*Written request*. Output every line below exactly.

*Materials provided*.

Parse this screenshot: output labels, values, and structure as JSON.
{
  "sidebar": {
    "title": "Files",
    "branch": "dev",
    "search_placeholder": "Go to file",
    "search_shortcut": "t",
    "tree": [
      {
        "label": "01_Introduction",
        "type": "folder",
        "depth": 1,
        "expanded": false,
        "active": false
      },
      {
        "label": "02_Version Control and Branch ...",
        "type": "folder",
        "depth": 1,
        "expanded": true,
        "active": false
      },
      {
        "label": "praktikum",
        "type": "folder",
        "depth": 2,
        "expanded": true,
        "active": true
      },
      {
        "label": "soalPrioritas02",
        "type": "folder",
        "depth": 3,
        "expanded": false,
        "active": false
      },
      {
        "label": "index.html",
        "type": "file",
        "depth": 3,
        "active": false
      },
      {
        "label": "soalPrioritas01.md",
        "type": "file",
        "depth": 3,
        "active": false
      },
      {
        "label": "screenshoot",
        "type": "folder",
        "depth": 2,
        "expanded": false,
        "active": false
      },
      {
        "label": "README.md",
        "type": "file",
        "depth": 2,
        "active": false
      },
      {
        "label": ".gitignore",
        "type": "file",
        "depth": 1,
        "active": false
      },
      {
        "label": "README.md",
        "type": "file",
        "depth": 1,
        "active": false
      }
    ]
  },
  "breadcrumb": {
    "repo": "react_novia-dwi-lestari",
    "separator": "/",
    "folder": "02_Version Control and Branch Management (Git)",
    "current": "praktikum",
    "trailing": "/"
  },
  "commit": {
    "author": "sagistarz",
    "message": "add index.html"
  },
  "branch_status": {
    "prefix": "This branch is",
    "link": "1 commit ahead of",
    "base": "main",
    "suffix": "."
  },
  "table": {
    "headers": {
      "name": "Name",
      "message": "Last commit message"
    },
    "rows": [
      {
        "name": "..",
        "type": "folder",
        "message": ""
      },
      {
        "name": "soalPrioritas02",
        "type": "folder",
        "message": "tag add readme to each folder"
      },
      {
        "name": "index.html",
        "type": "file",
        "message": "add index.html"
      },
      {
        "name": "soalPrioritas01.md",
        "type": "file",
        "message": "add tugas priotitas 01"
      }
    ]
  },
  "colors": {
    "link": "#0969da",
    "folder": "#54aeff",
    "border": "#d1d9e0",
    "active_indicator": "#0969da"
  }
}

*Task answer*.
Parse this screenshot: output labels, values, and structure as JSON.
{
  "sidebar": {
    "title": "Files",
    "branch": "dev",
    "search_placeholder": "Go to file",
    "search_shortcut": "t",
    "tree": [
      {
        "label": "01_Introduction",
        "type": "folder",
        "depth": 1,
        "expanded": false,
        "active": false
      },
      {
        "label": "02_Version Control and Branch ...",
        "type": "folder",
        "depth": 1,
        "expanded": true,
        "active": false
      },
      {
        "label": "praktikum",
        "type": "folder",
        "depth": 2,
        "expanded": true,
        "active": true
      },
      {
        "label": "soalPrioritas02",
        "type": "folder",
        "depth": 3,
        "expanded": false,
        "active": false
      },
      {
        "label": "index.html",
        "type": "file",
        "depth": 3,
        "active": false
      },
      {
        "label": "soalPrioritas01.md",
        "type": "file",
        "depth": 3,
        "active": false
      },
      {
        "label": "screenshoot",
        "type": "folder",
        "depth": 2,
        "expanded": false,
        "active": false
      },
      {
        "label": "README.md",
        "type": "file",
        "depth": 2,
        "active": false
      },
      {
        "label": ".gitignore",
        "type": "file",
        "depth": 1,
        "active": false
      },
      {
        "label": "README.md",
        "type": "file",
        "depth": 1,
        "active": false
      }
    ]
  },
  "breadcrumb": {
    "repo": "react_novia-dwi-lestari",
    "separator": "/",
    "folder": "02_Version Control and Branch Management (Git)",
    "current": "praktikum",
    "trailing": "/"
  },
  "commit": {
    "author": "sagistarz",
    "message": "add index.html"
  },
  "branch_status": {
    "prefix": "This branch is",
    "link": "1 commit ahead of",
    "base": "main",
    "suffix": "."
  },
  "table": {
    "headers": {
      "name": "Name",
      "message": "Last commit message"
    },
    "rows": [
      {
        "name": "..",
        "type": "folder",
        "message": ""
      },
      {
        "name": "soalPrioritas02",
        "type": "folder",
        "message": "tag add readme to each folder"
      },
      {
        "name": "index.html",
        "type": "file",
        "message": "add index.html"
      },
      {
        "name": "soalPrioritas01.md",
        "type": "file",
        "message": "add tugas priotitas 01"
      }
    ]
  },
  "colors": {
    "link": "#0969da",
    "folder": "#54aeff",
    "border": "#d1d9e0",
    "active_indicator": "#0969da"
  }
}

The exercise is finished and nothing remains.